REQUIRED WORK:
Pull out every line with the word "phone" from the entries below.

* begin DATA TO USE *

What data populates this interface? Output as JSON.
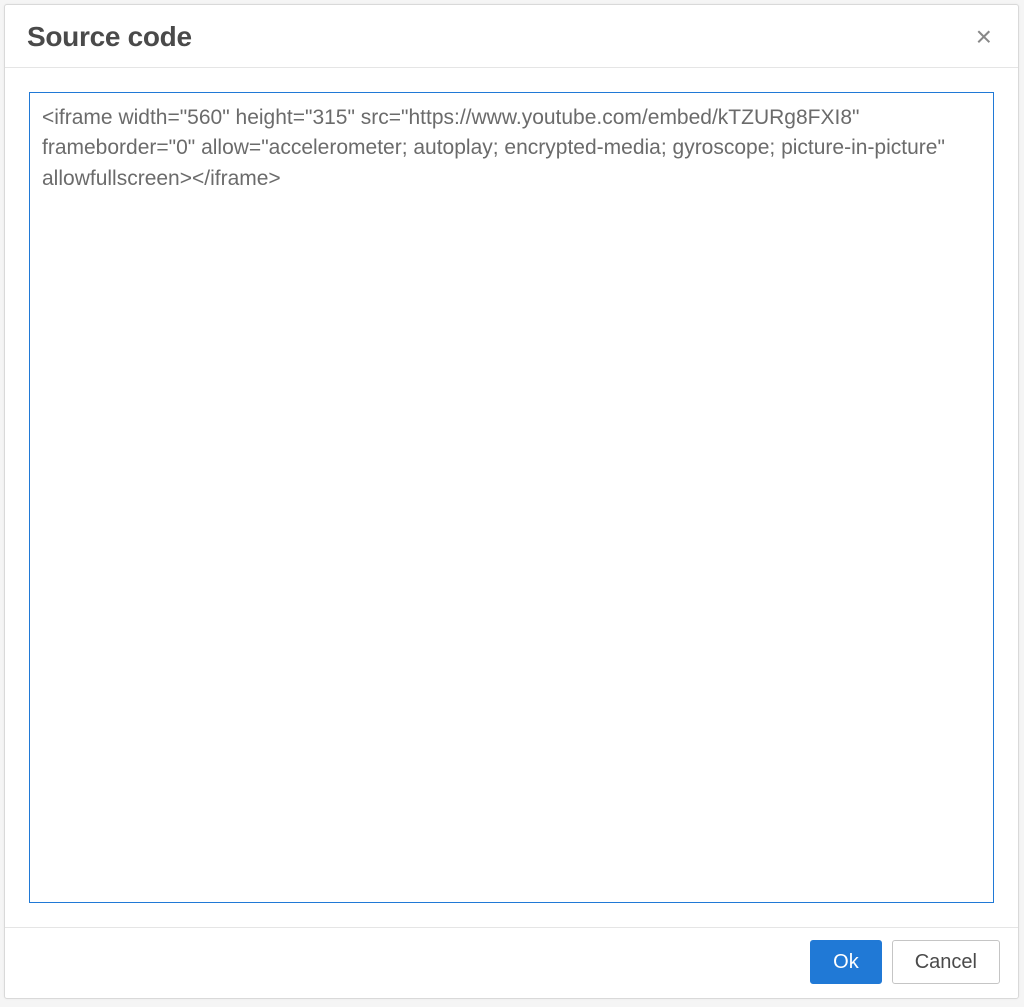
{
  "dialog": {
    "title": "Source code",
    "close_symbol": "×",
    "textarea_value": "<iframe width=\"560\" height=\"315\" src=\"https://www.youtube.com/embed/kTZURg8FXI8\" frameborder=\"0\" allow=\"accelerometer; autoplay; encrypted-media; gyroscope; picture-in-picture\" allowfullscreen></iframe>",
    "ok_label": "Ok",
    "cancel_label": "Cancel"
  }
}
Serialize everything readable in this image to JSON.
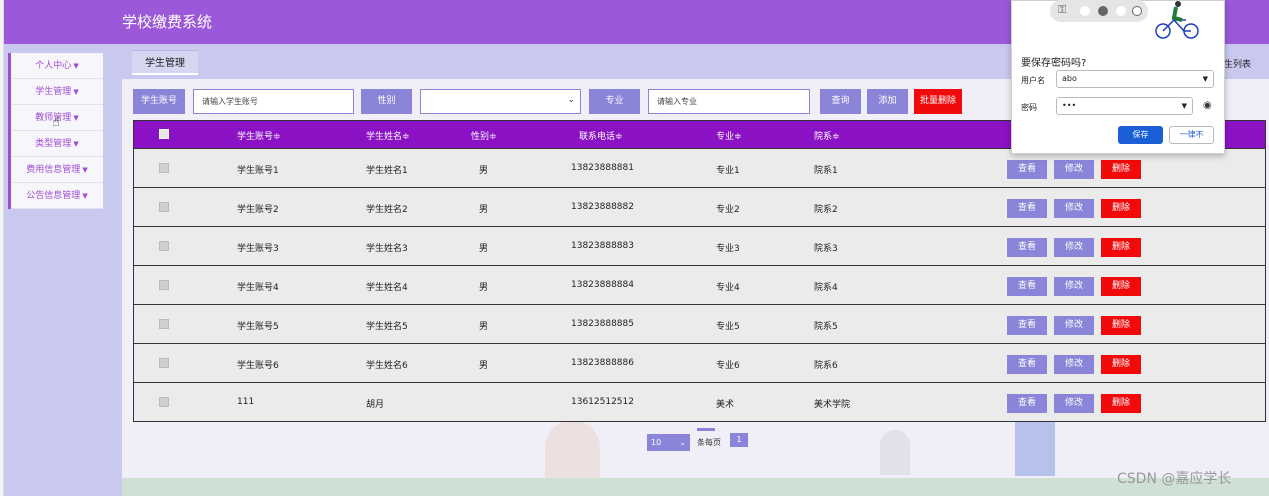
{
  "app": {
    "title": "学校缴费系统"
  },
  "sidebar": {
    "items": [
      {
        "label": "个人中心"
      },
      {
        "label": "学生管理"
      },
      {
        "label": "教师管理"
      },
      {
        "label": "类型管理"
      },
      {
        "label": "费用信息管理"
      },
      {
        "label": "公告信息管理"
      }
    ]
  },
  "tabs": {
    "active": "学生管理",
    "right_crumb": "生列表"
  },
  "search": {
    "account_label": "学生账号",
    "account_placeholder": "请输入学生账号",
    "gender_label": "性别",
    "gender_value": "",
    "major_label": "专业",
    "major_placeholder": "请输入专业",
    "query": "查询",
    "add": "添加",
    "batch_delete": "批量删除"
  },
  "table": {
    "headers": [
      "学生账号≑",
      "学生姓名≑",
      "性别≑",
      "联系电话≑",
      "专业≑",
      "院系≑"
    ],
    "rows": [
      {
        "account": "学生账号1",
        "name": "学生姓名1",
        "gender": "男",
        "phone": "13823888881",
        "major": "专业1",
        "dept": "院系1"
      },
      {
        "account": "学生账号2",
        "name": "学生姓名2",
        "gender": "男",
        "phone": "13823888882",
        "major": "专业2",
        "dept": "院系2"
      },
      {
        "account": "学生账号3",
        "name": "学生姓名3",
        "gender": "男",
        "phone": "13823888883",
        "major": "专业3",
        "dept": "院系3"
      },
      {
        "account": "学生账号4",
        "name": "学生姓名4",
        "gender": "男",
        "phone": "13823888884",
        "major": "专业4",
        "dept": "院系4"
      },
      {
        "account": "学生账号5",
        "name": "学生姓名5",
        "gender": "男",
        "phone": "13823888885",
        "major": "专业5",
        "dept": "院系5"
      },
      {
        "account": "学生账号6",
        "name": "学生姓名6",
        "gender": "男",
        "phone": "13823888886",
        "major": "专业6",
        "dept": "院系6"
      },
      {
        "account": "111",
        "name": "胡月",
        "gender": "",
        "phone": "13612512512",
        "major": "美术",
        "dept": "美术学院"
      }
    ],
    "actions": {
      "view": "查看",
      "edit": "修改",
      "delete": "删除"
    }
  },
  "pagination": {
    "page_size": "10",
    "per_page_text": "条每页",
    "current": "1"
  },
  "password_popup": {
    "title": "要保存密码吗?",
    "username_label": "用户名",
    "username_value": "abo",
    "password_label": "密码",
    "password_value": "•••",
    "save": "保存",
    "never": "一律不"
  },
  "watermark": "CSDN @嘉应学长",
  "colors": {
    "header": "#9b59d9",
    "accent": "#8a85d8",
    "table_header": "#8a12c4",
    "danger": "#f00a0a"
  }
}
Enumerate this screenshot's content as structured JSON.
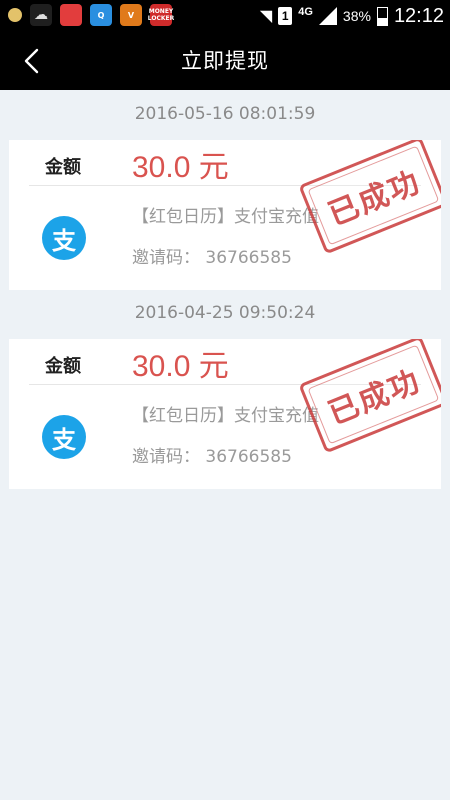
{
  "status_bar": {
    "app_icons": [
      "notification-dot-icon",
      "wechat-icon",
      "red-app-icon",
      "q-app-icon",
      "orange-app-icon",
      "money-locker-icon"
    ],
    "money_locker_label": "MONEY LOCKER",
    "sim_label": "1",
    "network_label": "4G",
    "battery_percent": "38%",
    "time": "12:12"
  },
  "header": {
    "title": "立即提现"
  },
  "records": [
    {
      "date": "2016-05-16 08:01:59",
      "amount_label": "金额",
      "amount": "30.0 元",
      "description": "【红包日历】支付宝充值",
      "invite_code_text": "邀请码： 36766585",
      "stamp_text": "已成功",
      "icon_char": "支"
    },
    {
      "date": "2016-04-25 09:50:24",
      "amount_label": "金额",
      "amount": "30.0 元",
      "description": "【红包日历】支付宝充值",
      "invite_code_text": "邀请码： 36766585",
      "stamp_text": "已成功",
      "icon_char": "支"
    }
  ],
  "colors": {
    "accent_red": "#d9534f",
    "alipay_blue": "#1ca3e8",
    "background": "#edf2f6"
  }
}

* end DATA TO USE *

SOLUTION FOR THIS PROBLEM:
        "phone": "13823888881",
        "phone": "13823888882",
        "phone": "13823888883",
        "phone": "13823888884",
        "phone": "13823888885",
        "phone": "13823888886",
        "phone": "13612512512",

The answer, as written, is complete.